## Given task
Pick out the lines below with "screenshot" and list them.

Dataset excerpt

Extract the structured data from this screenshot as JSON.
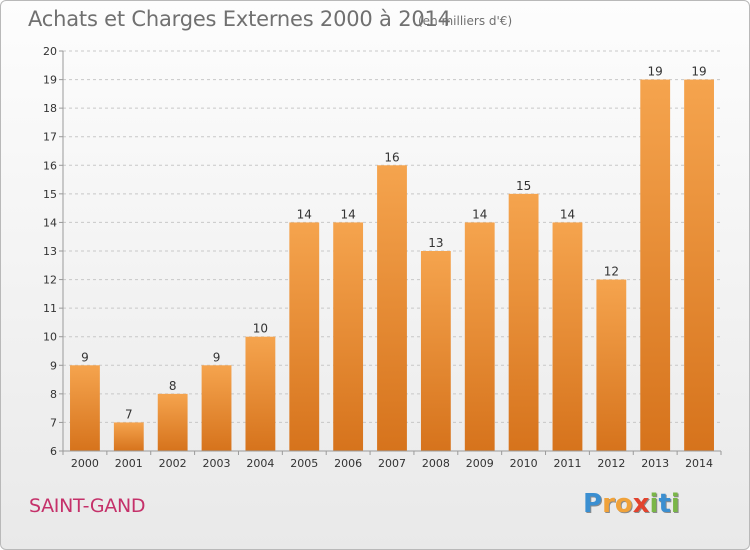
{
  "title": "Achats et Charges Externes 2000 à 2014",
  "subtitle": "(en milliers d'€)",
  "commune": "SAINT-GAND",
  "logo": {
    "text": "Proxiti",
    "letters": [
      {
        "ch": "P",
        "color": "#3b8fd1"
      },
      {
        "ch": "r",
        "color": "#f0a23a"
      },
      {
        "ch": "o",
        "color": "#f0a23a"
      },
      {
        "ch": "x",
        "color": "#e2432e"
      },
      {
        "ch": "i",
        "color": "#7ab648"
      },
      {
        "ch": "t",
        "color": "#3b8fd1"
      },
      {
        "ch": "i",
        "color": "#7ab648"
      }
    ]
  },
  "colors": {
    "bar_light": "#f5a44e",
    "bar_dark": "#d6731c",
    "axis": "#9a9a9a",
    "grid": "#c8c8c8",
    "text": "#333333"
  },
  "chart_data": {
    "type": "bar",
    "categories": [
      "2000",
      "2001",
      "2002",
      "2003",
      "2004",
      "2005",
      "2006",
      "2007",
      "2008",
      "2009",
      "2010",
      "2011",
      "2012",
      "2013",
      "2014"
    ],
    "values": [
      9,
      7,
      8,
      9,
      10,
      14,
      14,
      16,
      13,
      14,
      15,
      14,
      12,
      19,
      19
    ],
    "ylim": [
      6,
      20
    ],
    "yticks": [
      6,
      7,
      8,
      9,
      10,
      11,
      12,
      13,
      14,
      15,
      16,
      17,
      18,
      19,
      20
    ],
    "grid": "horizontal dashed",
    "data_labels": true
  }
}
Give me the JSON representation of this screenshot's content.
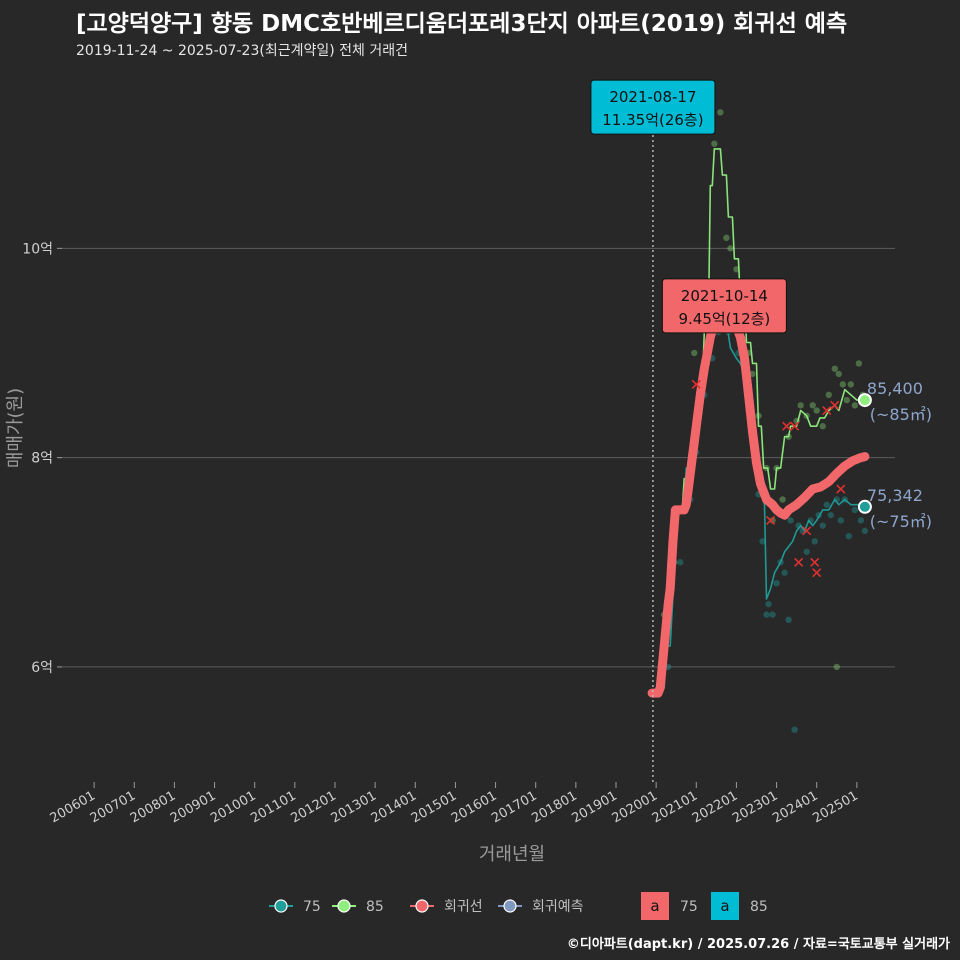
{
  "header": {
    "title": "[고양덕양구] 향동 DMC호반베르디움더포레3단지 아파트(2019) 회귀선 예측",
    "subtitle": "2019-11-24 ~ 2025-07-23(최근계약일) 전체 거래건"
  },
  "caption": "©디아파트(dapt.kr) / 2025.07.26 / 자료=국토교통부 실거래가",
  "chart_data": {
    "type": "line",
    "xlabel": "거래년월",
    "ylabel": "매매가(원)",
    "x_ticks": [
      "200601",
      "200701",
      "200801",
      "200901",
      "201001",
      "201101",
      "201201",
      "201301",
      "201401",
      "201501",
      "201601",
      "201701",
      "201801",
      "201901",
      "202001",
      "202101",
      "202201",
      "202301",
      "202401",
      "202501"
    ],
    "y_ticks": [
      {
        "value": 6,
        "label": "6억"
      },
      {
        "value": 8,
        "label": "8억"
      },
      {
        "value": 10,
        "label": "10억"
      }
    ],
    "ylim": [
      4.9,
      11.8
    ],
    "xlim": [
      2005.2,
      2025.95
    ],
    "grid": true,
    "legend_position": "bottom",
    "colors": {
      "75": "#1f9e9a",
      "85": "#90ee7e",
      "regression": "#f2686a",
      "forecast": "#7f99c0"
    },
    "series": [
      {
        "name": "85",
        "color": "#90ee7e",
        "values": [
          [
            2020.0,
            5.75
          ],
          [
            2020.08,
            5.75
          ],
          [
            2020.15,
            6.3
          ],
          [
            2020.25,
            6.3
          ],
          [
            2020.3,
            7.0
          ],
          [
            2020.45,
            7.0
          ],
          [
            2020.55,
            7.5
          ],
          [
            2020.65,
            7.5
          ],
          [
            2020.7,
            7.8
          ],
          [
            2020.85,
            7.8
          ],
          [
            2020.9,
            8.2
          ],
          [
            2021.0,
            8.2
          ],
          [
            2021.05,
            8.7
          ],
          [
            2021.15,
            8.7
          ],
          [
            2021.2,
            9.2
          ],
          [
            2021.3,
            9.2
          ],
          [
            2021.35,
            10.6
          ],
          [
            2021.4,
            10.6
          ],
          [
            2021.45,
            10.95
          ],
          [
            2021.6,
            10.95
          ],
          [
            2021.65,
            10.7
          ],
          [
            2021.75,
            10.7
          ],
          [
            2021.8,
            10.3
          ],
          [
            2021.9,
            10.3
          ],
          [
            2021.95,
            9.9
          ],
          [
            2022.05,
            9.9
          ],
          [
            2022.1,
            9.5
          ],
          [
            2022.2,
            9.5
          ],
          [
            2022.25,
            9.1
          ],
          [
            2022.35,
            9.1
          ],
          [
            2022.4,
            8.9
          ],
          [
            2022.5,
            8.9
          ],
          [
            2022.55,
            8.3
          ],
          [
            2022.62,
            8.3
          ],
          [
            2022.68,
            7.9
          ],
          [
            2022.78,
            7.9
          ],
          [
            2022.85,
            7.7
          ],
          [
            2022.95,
            7.7
          ],
          [
            2023.0,
            7.9
          ],
          [
            2023.1,
            7.9
          ],
          [
            2023.2,
            8.2
          ],
          [
            2023.3,
            8.2
          ],
          [
            2023.35,
            8.3
          ],
          [
            2023.5,
            8.3
          ],
          [
            2023.6,
            8.45
          ],
          [
            2023.75,
            8.4
          ],
          [
            2023.85,
            8.3
          ],
          [
            2024.0,
            8.3
          ],
          [
            2024.08,
            8.38
          ],
          [
            2024.2,
            8.38
          ],
          [
            2024.3,
            8.45
          ],
          [
            2024.45,
            8.5
          ],
          [
            2024.55,
            8.45
          ],
          [
            2024.7,
            8.65
          ],
          [
            2024.85,
            8.6
          ],
          [
            2025.0,
            8.55
          ],
          [
            2025.1,
            8.55
          ],
          [
            2025.2,
            8.55
          ]
        ]
      },
      {
        "name": "75",
        "color": "#1f9e9a",
        "values": [
          [
            2020.1,
            5.8
          ],
          [
            2020.2,
            5.8
          ],
          [
            2020.25,
            6.2
          ],
          [
            2020.35,
            6.2
          ],
          [
            2020.45,
            6.9
          ],
          [
            2020.55,
            7.5
          ],
          [
            2020.7,
            7.5
          ],
          [
            2020.75,
            7.9
          ],
          [
            2020.85,
            7.9
          ],
          [
            2020.95,
            8.3
          ],
          [
            2021.1,
            8.6
          ],
          [
            2021.25,
            8.9
          ],
          [
            2021.35,
            9.1
          ],
          [
            2021.45,
            9.25
          ],
          [
            2021.6,
            9.3
          ],
          [
            2021.75,
            9.3
          ],
          [
            2021.85,
            9.05
          ],
          [
            2022.0,
            8.95
          ],
          [
            2022.1,
            8.9
          ],
          [
            2022.2,
            8.8
          ],
          [
            2022.3,
            8.6
          ],
          [
            2022.4,
            8.3
          ],
          [
            2022.5,
            8.0
          ],
          [
            2022.6,
            7.7
          ],
          [
            2022.7,
            7.55
          ],
          [
            2022.75,
            6.65
          ],
          [
            2022.85,
            6.75
          ],
          [
            2022.95,
            6.9
          ],
          [
            2023.1,
            7.0
          ],
          [
            2023.2,
            7.1
          ],
          [
            2023.3,
            7.15
          ],
          [
            2023.4,
            7.2
          ],
          [
            2023.5,
            7.3
          ],
          [
            2023.6,
            7.35
          ],
          [
            2023.7,
            7.3
          ],
          [
            2023.8,
            7.4
          ],
          [
            2023.9,
            7.35
          ],
          [
            2024.0,
            7.4
          ],
          [
            2024.15,
            7.5
          ],
          [
            2024.3,
            7.5
          ],
          [
            2024.45,
            7.6
          ],
          [
            2024.55,
            7.55
          ],
          [
            2024.7,
            7.6
          ],
          [
            2024.85,
            7.55
          ],
          [
            2025.0,
            7.55
          ],
          [
            2025.1,
            7.55
          ],
          [
            2025.2,
            7.53
          ]
        ]
      },
      {
        "name": "회귀선",
        "color": "#f2686a",
        "values": [
          [
            2019.9,
            5.75
          ],
          [
            2019.95,
            5.75
          ],
          [
            2020.05,
            5.75
          ],
          [
            2020.1,
            5.8
          ],
          [
            2020.15,
            6.0
          ],
          [
            2020.2,
            6.2
          ],
          [
            2020.25,
            6.4
          ],
          [
            2020.3,
            6.6
          ],
          [
            2020.35,
            6.75
          ],
          [
            2020.42,
            7.2
          ],
          [
            2020.48,
            7.5
          ],
          [
            2020.55,
            7.5
          ],
          [
            2020.7,
            7.5
          ],
          [
            2020.75,
            7.55
          ],
          [
            2020.8,
            7.7
          ],
          [
            2020.9,
            8.0
          ],
          [
            2021.0,
            8.3
          ],
          [
            2021.1,
            8.6
          ],
          [
            2021.2,
            8.85
          ],
          [
            2021.35,
            9.15
          ],
          [
            2021.5,
            9.35
          ],
          [
            2021.65,
            9.5
          ],
          [
            2021.75,
            9.55
          ],
          [
            2021.82,
            9.45
          ],
          [
            2021.95,
            9.3
          ],
          [
            2022.1,
            9.15
          ],
          [
            2022.2,
            8.95
          ],
          [
            2022.3,
            8.6
          ],
          [
            2022.4,
            8.25
          ],
          [
            2022.5,
            7.95
          ],
          [
            2022.6,
            7.75
          ],
          [
            2022.75,
            7.6
          ],
          [
            2022.9,
            7.55
          ],
          [
            2023.0,
            7.5
          ],
          [
            2023.1,
            7.47
          ],
          [
            2023.2,
            7.45
          ],
          [
            2023.3,
            7.5
          ],
          [
            2023.5,
            7.55
          ],
          [
            2023.7,
            7.62
          ],
          [
            2023.9,
            7.7
          ],
          [
            2024.1,
            7.72
          ],
          [
            2024.3,
            7.77
          ],
          [
            2024.5,
            7.85
          ],
          [
            2024.7,
            7.92
          ],
          [
            2024.9,
            7.97
          ],
          [
            2025.1,
            8.0
          ],
          [
            2025.2,
            8.01
          ]
        ]
      }
    ],
    "scatter": {
      "75": [
        [
          2020.05,
          5.75
        ],
        [
          2020.3,
          6.0
        ],
        [
          2020.6,
          7.0
        ],
        [
          2020.85,
          7.6
        ],
        [
          2021.0,
          8.05
        ],
        [
          2021.2,
          8.6
        ],
        [
          2021.4,
          8.95
        ],
        [
          2021.55,
          9.2
        ],
        [
          2021.7,
          9.35
        ],
        [
          2021.8,
          9.2
        ],
        [
          2022.05,
          9.0
        ],
        [
          2022.2,
          8.85
        ],
        [
          2022.45,
          8.1
        ],
        [
          2022.55,
          7.65
        ],
        [
          2022.65,
          7.2
        ],
        [
          2022.75,
          6.5
        ],
        [
          2022.8,
          6.6
        ],
        [
          2022.9,
          6.5
        ],
        [
          2023.0,
          6.8
        ],
        [
          2023.1,
          7.0
        ],
        [
          2023.2,
          6.9
        ],
        [
          2023.3,
          6.45
        ],
        [
          2023.35,
          7.4
        ],
        [
          2023.45,
          5.4
        ],
        [
          2023.55,
          7.35
        ],
        [
          2023.65,
          7.3
        ],
        [
          2023.75,
          7.1
        ],
        [
          2023.85,
          7.4
        ],
        [
          2023.95,
          7.2
        ],
        [
          2024.05,
          7.45
        ],
        [
          2024.15,
          7.35
        ],
        [
          2024.25,
          7.55
        ],
        [
          2024.35,
          7.45
        ],
        [
          2024.5,
          7.6
        ],
        [
          2024.6,
          7.4
        ],
        [
          2024.7,
          7.6
        ],
        [
          2024.8,
          7.25
        ],
        [
          2024.95,
          7.5
        ],
        [
          2025.1,
          7.4
        ],
        [
          2025.2,
          7.3
        ]
      ],
      "85": [
        [
          2020.2,
          6.5
        ],
        [
          2020.45,
          7.0
        ],
        [
          2020.7,
          7.5
        ],
        [
          2020.95,
          9.0
        ],
        [
          2021.1,
          8.7
        ],
        [
          2021.3,
          9.3
        ],
        [
          2021.45,
          11.0
        ],
        [
          2021.6,
          11.3
        ],
        [
          2021.75,
          10.1
        ],
        [
          2021.85,
          10.0
        ],
        [
          2022.0,
          9.8
        ],
        [
          2022.1,
          9.6
        ],
        [
          2022.3,
          9.0
        ],
        [
          2022.4,
          8.8
        ],
        [
          2022.55,
          8.4
        ],
        [
          2022.75,
          7.9
        ],
        [
          2022.9,
          7.4
        ],
        [
          2023.0,
          7.9
        ],
        [
          2023.15,
          7.6
        ],
        [
          2023.3,
          8.2
        ],
        [
          2023.5,
          8.35
        ],
        [
          2023.6,
          8.5
        ],
        [
          2023.75,
          8.4
        ],
        [
          2023.9,
          8.5
        ],
        [
          2024.0,
          8.45
        ],
        [
          2024.15,
          8.3
        ],
        [
          2024.3,
          8.6
        ],
        [
          2024.45,
          8.85
        ],
        [
          2024.55,
          8.8
        ],
        [
          2024.65,
          8.7
        ],
        [
          2024.75,
          8.55
        ],
        [
          2024.85,
          8.7
        ],
        [
          2024.95,
          8.5
        ],
        [
          2025.05,
          8.9
        ],
        [
          2025.15,
          8.6
        ],
        [
          2024.5,
          6.0
        ]
      ],
      "regression_marks": [
        [
          2021.0,
          8.7
        ],
        [
          2022.85,
          7.4
        ],
        [
          2023.25,
          8.3
        ],
        [
          2023.45,
          8.3
        ],
        [
          2023.55,
          7.0
        ],
        [
          2023.75,
          7.3
        ],
        [
          2023.95,
          7.0
        ],
        [
          2024.0,
          6.9
        ],
        [
          2024.25,
          8.45
        ],
        [
          2024.45,
          8.5
        ],
        [
          2024.6,
          7.7
        ]
      ]
    },
    "highlight_lines": [
      {
        "x": 2019.92,
        "style": "dotted"
      }
    ],
    "annotations": [
      {
        "date": "2021-08-17",
        "price": "11.35억(26층)",
        "x": 2019.92,
        "y": 11.35,
        "color": "#00bcd4"
      },
      {
        "date": "2021-10-14",
        "price": "9.45억(12층)",
        "x": 2021.7,
        "y": 9.45,
        "color": "#f2686a"
      }
    ],
    "end_labels": [
      {
        "series": "85",
        "value": "85,400",
        "unit": "(~85㎡)",
        "x": 2025.2,
        "y": 8.55
      },
      {
        "series": "75",
        "value": "75,342",
        "unit": "(~75㎡)",
        "x": 2025.2,
        "y": 7.53
      }
    ],
    "legend": {
      "items": [
        {
          "name": "75",
          "color": "#1f9e9a"
        },
        {
          "name": "85",
          "color": "#90ee7e"
        },
        {
          "name": "회귀선",
          "color": "#f2686a"
        },
        {
          "name": "회귀예측",
          "color": "#7f99c0"
        }
      ],
      "label_keys": [
        {
          "glyph": "a",
          "name": "75",
          "color": "#f2686a"
        },
        {
          "glyph": "a",
          "name": "85",
          "color": "#00bcd4"
        }
      ]
    }
  }
}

## Answer to this problem
Extract the structured data from this screenshot as JSON.
Give me the JSON representation of this screenshot's content.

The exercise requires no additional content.